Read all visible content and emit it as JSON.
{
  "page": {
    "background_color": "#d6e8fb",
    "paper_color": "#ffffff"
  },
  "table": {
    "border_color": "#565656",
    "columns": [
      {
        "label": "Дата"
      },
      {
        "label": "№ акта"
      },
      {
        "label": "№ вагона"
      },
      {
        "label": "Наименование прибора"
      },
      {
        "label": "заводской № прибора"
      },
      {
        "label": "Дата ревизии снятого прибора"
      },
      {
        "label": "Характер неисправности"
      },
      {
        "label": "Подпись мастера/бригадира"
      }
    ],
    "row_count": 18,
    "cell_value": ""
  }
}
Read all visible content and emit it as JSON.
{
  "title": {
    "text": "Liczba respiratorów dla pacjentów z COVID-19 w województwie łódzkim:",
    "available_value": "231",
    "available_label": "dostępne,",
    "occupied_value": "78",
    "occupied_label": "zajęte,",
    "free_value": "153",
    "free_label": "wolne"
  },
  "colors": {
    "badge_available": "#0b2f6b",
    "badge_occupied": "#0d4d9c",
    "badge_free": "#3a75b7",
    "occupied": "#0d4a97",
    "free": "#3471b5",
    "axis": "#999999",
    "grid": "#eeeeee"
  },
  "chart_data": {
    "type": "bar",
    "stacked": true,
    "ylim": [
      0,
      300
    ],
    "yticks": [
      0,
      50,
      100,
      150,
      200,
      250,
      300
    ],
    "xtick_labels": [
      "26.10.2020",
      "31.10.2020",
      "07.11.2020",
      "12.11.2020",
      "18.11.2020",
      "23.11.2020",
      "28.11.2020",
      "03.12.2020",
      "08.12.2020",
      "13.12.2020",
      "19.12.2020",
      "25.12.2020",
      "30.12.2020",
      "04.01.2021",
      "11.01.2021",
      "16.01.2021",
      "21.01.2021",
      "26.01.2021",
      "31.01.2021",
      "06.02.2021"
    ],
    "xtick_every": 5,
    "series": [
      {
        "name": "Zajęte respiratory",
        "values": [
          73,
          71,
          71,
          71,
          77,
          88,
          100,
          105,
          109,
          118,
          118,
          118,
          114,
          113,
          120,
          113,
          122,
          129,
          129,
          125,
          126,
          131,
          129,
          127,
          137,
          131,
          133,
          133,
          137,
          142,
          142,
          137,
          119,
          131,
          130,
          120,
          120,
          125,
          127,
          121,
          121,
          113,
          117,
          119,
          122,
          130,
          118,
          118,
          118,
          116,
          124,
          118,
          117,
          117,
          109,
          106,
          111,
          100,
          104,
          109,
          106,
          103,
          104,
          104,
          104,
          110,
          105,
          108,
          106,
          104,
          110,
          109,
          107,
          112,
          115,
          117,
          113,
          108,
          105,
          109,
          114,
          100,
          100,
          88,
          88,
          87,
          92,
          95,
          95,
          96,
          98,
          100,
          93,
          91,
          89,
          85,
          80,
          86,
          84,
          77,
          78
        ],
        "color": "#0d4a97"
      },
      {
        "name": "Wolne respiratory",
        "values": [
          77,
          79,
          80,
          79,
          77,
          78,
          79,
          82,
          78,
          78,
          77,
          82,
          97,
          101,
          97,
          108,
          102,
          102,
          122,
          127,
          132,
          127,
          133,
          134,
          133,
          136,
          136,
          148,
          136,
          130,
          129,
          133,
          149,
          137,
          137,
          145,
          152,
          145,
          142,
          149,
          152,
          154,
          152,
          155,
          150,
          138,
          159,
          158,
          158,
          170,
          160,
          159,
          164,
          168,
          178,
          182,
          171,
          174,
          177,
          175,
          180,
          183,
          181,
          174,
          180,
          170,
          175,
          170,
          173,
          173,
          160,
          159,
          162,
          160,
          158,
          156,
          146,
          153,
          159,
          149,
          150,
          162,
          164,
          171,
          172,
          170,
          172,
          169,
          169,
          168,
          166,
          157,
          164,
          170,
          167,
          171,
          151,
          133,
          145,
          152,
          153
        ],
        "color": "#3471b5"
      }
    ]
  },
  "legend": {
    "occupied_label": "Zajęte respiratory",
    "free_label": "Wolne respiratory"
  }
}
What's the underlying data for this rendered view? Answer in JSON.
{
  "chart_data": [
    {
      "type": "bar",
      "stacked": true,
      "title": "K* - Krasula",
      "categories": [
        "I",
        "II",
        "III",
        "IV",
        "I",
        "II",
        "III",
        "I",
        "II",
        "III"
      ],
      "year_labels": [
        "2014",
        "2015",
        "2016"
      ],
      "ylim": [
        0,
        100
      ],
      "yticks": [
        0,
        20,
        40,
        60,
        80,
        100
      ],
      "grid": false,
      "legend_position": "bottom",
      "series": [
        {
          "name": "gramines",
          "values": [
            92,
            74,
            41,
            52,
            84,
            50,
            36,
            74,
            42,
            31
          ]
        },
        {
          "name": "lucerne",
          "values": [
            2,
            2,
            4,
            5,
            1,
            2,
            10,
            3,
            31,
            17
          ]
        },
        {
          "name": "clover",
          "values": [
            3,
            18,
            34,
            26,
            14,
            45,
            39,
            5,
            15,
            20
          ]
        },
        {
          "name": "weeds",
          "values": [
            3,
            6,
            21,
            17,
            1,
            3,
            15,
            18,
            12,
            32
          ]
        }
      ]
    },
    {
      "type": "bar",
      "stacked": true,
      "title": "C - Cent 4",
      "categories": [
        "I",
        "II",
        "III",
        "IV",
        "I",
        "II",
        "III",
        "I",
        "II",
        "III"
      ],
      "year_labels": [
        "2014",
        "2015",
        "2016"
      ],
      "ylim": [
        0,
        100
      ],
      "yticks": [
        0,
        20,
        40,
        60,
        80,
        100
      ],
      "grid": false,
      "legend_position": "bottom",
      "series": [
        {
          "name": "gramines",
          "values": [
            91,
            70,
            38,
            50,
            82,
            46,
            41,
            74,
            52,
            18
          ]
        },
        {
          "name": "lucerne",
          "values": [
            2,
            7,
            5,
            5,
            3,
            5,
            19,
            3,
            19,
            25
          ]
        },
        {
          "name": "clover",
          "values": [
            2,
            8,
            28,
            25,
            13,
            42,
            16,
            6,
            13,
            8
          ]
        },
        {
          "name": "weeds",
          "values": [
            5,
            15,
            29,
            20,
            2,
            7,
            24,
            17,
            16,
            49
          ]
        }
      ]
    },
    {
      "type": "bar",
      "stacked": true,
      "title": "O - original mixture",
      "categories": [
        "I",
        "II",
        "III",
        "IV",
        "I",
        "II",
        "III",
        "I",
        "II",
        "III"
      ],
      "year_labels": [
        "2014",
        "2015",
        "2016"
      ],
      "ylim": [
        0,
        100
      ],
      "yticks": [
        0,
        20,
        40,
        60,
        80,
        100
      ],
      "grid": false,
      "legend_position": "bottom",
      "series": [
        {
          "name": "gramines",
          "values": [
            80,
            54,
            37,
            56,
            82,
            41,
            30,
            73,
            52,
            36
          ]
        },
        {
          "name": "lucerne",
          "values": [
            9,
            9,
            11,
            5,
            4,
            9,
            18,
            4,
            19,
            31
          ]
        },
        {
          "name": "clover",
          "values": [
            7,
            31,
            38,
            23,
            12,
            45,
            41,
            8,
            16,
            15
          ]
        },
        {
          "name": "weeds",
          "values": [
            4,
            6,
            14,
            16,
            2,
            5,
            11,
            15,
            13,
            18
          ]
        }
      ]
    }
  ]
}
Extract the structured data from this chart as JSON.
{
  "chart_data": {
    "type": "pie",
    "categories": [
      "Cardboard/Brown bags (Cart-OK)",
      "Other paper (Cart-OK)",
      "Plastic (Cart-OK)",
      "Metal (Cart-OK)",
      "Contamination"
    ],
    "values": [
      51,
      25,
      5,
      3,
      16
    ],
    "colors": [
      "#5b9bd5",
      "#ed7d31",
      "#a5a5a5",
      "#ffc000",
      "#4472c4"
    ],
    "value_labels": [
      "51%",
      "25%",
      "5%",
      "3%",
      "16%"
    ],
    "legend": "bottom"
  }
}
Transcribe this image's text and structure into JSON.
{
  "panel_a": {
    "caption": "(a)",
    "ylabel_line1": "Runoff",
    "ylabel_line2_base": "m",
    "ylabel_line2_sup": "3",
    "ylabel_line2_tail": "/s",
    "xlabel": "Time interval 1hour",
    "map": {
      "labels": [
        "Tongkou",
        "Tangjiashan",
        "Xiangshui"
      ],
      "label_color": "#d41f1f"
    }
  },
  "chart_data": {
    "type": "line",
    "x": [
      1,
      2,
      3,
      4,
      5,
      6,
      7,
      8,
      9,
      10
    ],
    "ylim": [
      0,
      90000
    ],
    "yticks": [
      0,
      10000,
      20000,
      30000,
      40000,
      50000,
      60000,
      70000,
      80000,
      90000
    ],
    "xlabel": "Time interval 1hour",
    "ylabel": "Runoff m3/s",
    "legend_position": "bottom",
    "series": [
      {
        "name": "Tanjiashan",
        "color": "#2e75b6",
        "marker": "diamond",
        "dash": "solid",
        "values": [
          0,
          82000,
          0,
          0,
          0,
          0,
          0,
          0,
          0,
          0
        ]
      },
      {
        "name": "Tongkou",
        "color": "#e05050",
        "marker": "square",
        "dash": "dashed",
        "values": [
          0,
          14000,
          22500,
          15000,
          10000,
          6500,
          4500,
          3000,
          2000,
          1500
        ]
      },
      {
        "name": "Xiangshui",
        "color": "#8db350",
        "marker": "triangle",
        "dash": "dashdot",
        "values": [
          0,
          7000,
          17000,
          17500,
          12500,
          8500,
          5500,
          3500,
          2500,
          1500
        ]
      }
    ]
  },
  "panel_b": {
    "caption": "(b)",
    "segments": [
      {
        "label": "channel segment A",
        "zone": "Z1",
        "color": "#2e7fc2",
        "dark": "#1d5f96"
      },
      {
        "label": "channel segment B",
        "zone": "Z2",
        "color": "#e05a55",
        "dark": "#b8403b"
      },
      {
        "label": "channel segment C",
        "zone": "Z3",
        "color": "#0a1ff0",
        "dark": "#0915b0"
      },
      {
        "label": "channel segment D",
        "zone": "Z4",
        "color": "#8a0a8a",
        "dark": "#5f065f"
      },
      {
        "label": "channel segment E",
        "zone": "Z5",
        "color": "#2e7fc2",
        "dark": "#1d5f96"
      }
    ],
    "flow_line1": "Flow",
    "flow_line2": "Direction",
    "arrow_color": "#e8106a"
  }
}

◇ ◇ ◇ ◇ ◇ ◇ ◇

TASK BRIEF. Find every line in the records above that holds the word "marker", and copy each one.

TASK SOLUTION.
        "marker": "diamond",
        "marker": "square",
        "marker": "triangle",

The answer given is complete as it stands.